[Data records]
★ ★ ★ ★
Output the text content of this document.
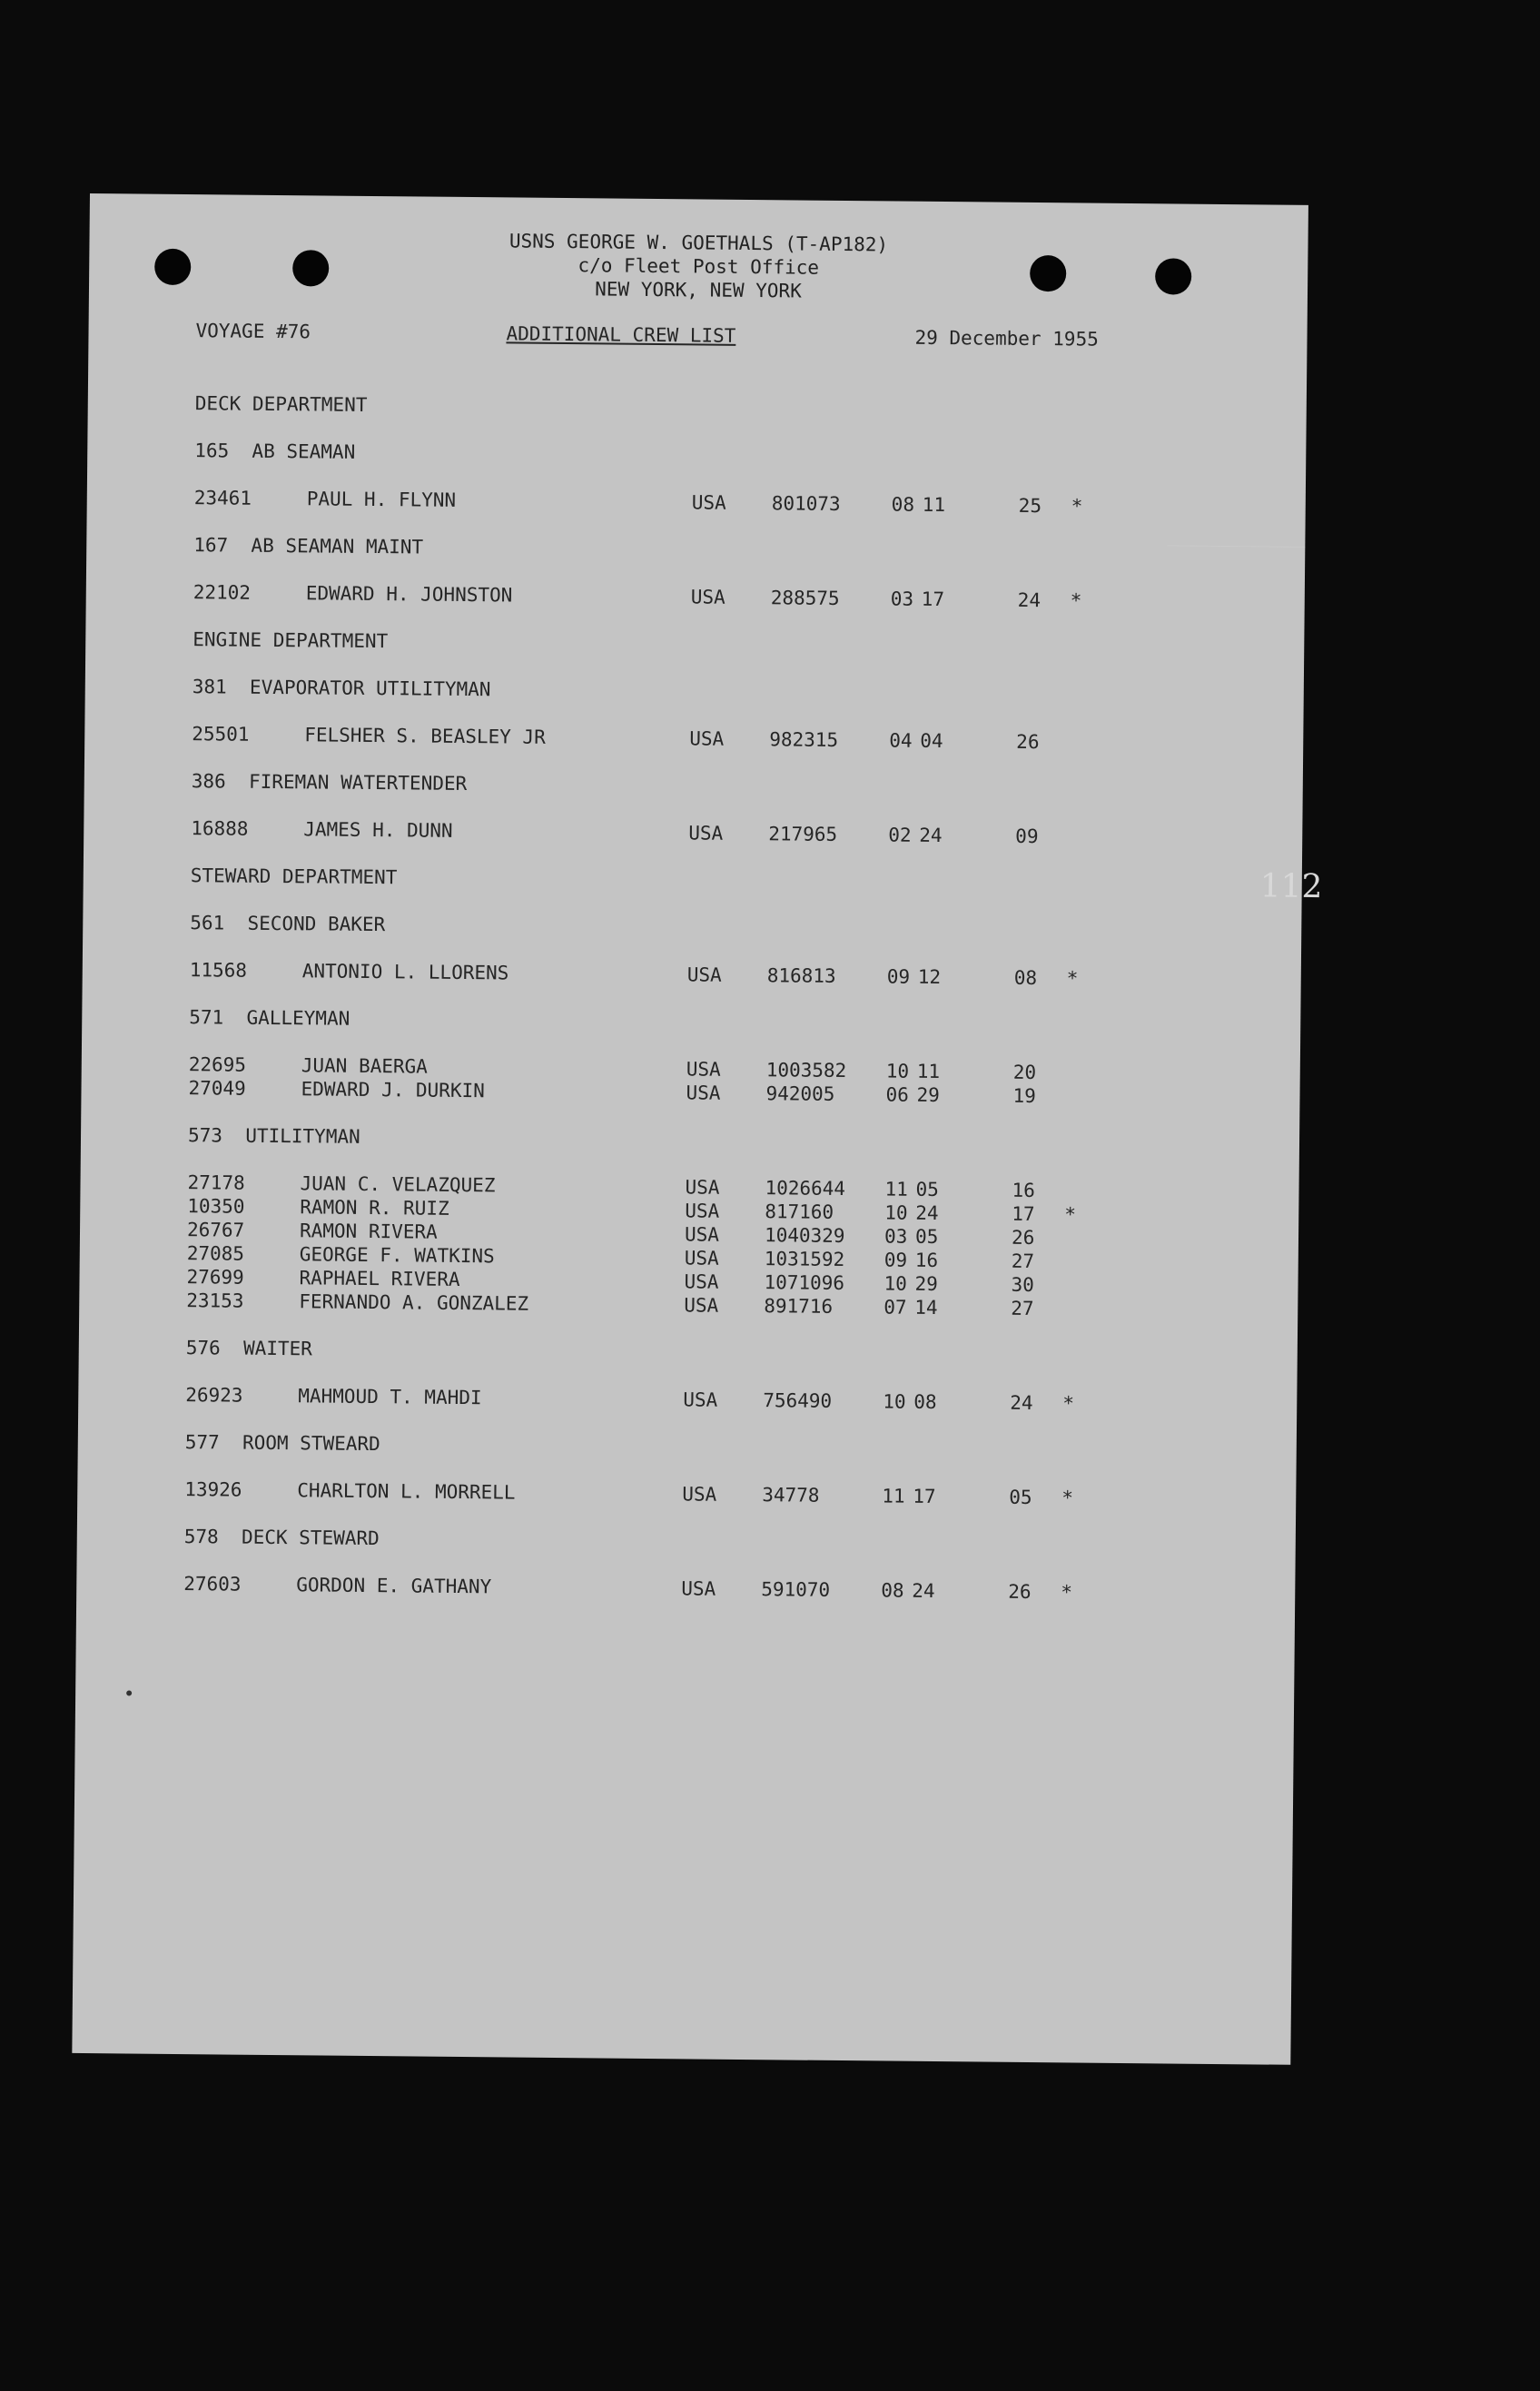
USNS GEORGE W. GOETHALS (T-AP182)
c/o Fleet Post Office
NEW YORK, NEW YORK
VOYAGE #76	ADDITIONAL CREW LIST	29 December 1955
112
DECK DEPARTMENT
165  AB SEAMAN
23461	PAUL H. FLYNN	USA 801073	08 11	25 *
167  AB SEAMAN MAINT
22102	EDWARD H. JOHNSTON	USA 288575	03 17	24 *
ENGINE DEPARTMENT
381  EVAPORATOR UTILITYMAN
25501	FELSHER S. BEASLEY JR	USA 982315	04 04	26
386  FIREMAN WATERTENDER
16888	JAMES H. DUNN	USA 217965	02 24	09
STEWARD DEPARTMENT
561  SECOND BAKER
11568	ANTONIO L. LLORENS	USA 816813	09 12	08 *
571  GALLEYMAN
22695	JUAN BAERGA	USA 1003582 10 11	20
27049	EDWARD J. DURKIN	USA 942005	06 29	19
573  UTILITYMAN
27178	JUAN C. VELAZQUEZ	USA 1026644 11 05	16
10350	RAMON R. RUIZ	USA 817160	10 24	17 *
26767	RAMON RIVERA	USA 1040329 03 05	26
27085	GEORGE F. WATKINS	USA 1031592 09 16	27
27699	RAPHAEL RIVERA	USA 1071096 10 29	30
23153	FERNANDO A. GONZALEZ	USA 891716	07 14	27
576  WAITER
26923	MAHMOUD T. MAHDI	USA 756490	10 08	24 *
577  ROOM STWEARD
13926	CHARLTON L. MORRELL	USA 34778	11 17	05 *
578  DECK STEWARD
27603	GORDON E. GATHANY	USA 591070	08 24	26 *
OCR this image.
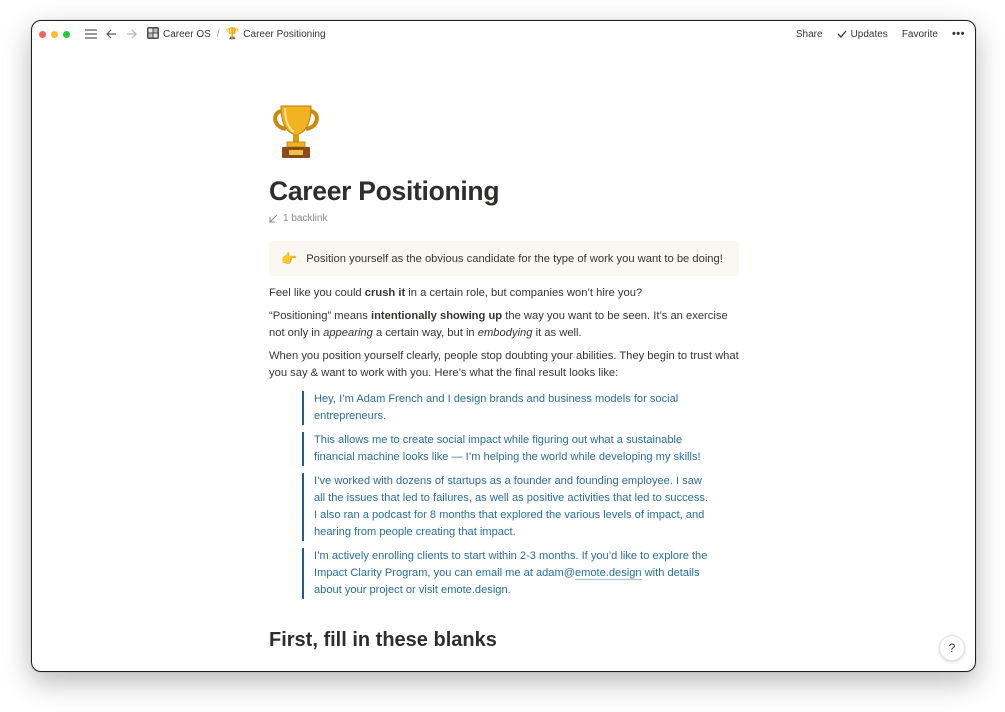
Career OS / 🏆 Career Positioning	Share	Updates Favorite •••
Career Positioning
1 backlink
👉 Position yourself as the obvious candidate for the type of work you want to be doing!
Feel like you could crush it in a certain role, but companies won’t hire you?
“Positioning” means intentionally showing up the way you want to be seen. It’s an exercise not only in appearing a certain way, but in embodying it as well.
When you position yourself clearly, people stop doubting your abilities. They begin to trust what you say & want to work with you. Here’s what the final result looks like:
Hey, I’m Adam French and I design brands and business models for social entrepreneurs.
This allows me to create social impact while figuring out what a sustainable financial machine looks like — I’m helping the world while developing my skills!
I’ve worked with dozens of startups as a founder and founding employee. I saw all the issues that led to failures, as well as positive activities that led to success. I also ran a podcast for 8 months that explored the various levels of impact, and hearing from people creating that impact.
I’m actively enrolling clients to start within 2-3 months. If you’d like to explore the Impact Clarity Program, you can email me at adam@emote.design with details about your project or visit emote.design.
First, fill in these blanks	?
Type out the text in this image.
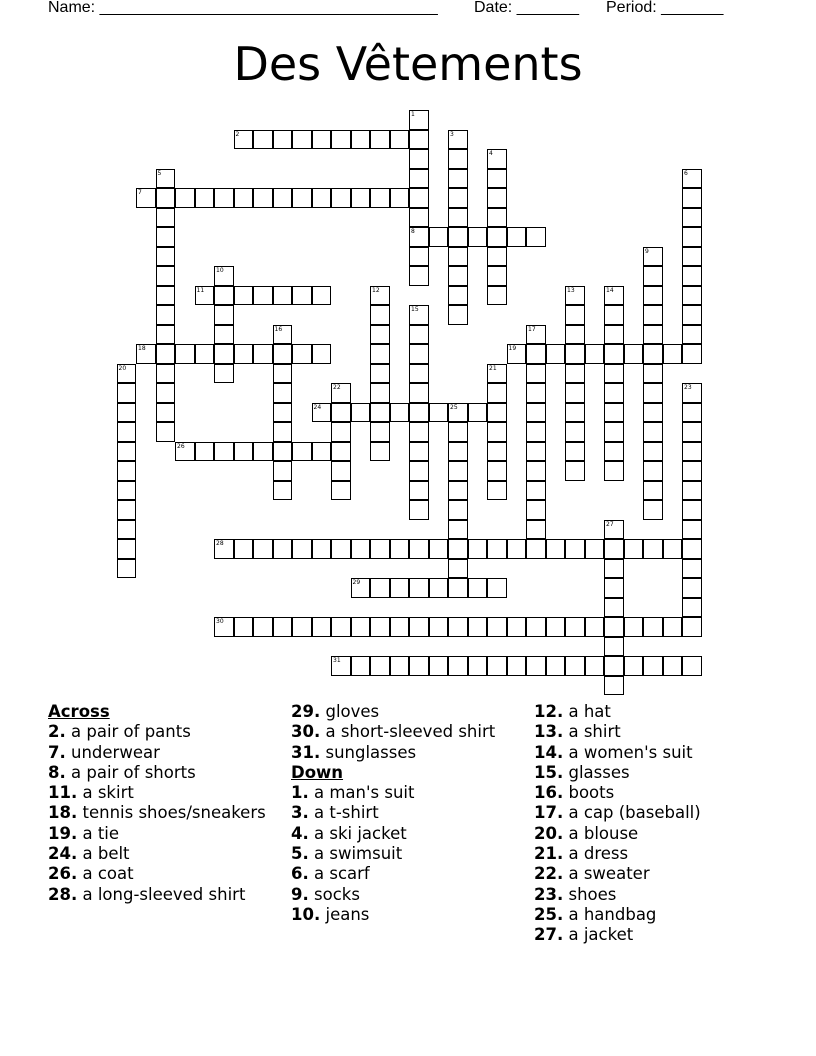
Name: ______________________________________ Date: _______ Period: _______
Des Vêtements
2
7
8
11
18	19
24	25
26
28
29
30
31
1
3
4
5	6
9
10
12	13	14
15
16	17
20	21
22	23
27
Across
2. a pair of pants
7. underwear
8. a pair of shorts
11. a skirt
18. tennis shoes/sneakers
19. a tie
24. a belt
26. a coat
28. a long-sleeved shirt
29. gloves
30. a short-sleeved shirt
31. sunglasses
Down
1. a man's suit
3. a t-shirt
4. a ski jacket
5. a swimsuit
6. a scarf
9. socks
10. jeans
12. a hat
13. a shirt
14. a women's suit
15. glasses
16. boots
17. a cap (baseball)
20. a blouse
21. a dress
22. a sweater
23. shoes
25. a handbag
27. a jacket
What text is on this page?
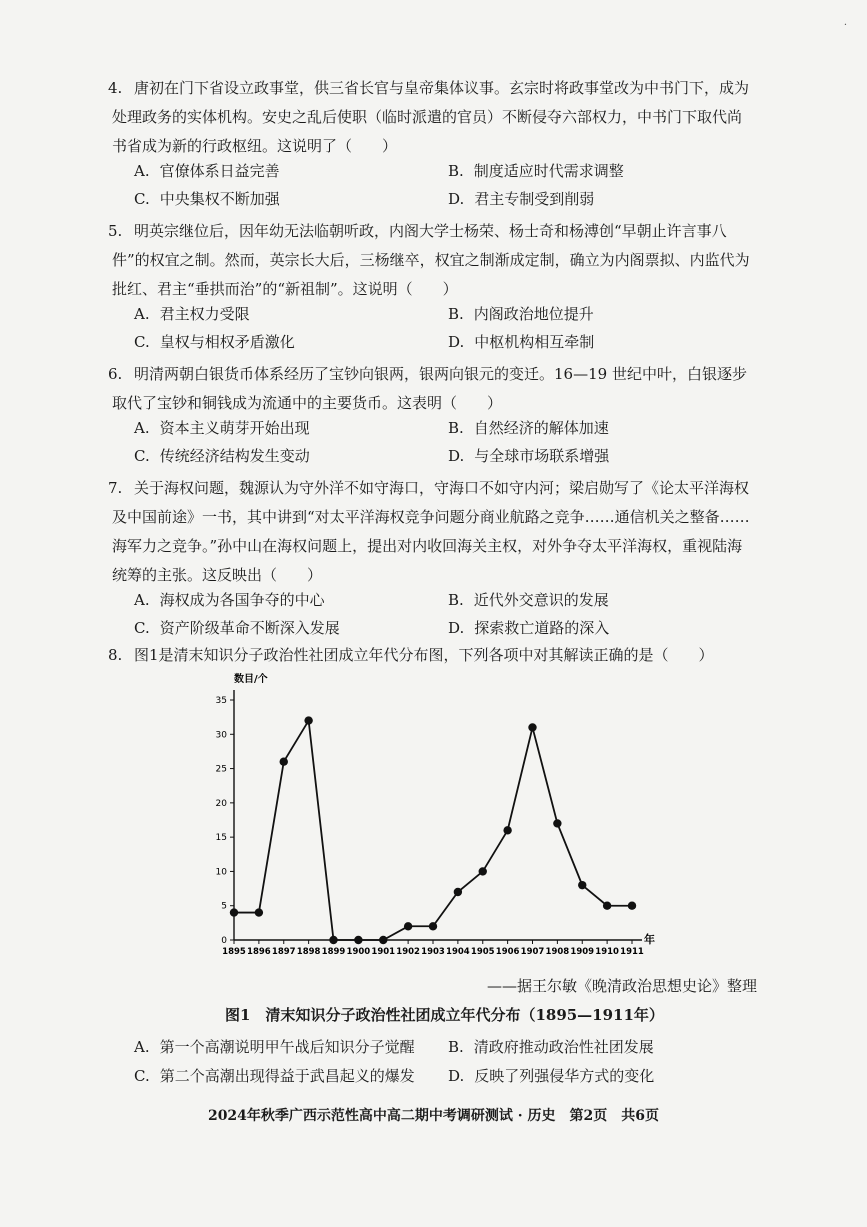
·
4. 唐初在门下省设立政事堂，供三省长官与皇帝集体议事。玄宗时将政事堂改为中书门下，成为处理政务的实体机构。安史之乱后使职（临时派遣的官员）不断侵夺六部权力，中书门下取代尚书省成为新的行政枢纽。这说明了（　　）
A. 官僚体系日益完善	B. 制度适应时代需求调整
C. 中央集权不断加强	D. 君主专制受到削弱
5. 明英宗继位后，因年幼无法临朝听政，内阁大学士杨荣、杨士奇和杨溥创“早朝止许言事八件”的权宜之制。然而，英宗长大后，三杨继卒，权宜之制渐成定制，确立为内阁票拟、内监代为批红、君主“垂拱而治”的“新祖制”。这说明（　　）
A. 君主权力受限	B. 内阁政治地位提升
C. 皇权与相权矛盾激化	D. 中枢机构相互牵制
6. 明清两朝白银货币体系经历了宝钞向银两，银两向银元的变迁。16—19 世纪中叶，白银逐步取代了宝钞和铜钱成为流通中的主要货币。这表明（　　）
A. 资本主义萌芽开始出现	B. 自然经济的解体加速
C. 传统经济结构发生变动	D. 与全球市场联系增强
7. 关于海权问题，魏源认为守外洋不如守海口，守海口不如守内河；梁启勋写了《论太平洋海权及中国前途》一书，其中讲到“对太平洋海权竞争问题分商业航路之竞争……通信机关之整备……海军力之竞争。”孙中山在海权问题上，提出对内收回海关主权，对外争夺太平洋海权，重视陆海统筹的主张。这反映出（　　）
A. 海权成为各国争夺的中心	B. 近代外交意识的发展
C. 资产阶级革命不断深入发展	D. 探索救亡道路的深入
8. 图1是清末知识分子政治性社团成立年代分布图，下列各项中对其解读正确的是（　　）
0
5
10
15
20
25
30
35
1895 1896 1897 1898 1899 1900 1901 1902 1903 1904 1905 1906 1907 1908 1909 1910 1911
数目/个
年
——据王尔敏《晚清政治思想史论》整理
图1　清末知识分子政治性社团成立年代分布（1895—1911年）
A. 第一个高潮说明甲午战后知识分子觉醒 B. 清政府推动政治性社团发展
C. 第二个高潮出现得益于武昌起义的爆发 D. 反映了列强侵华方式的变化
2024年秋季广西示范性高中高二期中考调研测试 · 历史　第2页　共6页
★ ★ ★ ★
> _Exercise goal_
Copy every line of the entries above in which "like" occurs.

> _Response to the task_
Feel like you could crush it in a certain role, but companies won’t hire you?
When you position yourself clearly, people stop doubting your abilities. They begin to trust what you say & want to work with you. Here’s what the final result looks like:
This allows me to create social impact while figuring out what a sustainable financial machine looks like — I’m helping the world while developing my skills!
I’m actively enrolling clients to start within 2-3 months. If you’d like to explore the Impact Clarity Program, you can email me at adam@emote.design with details about your project or visit emote.design.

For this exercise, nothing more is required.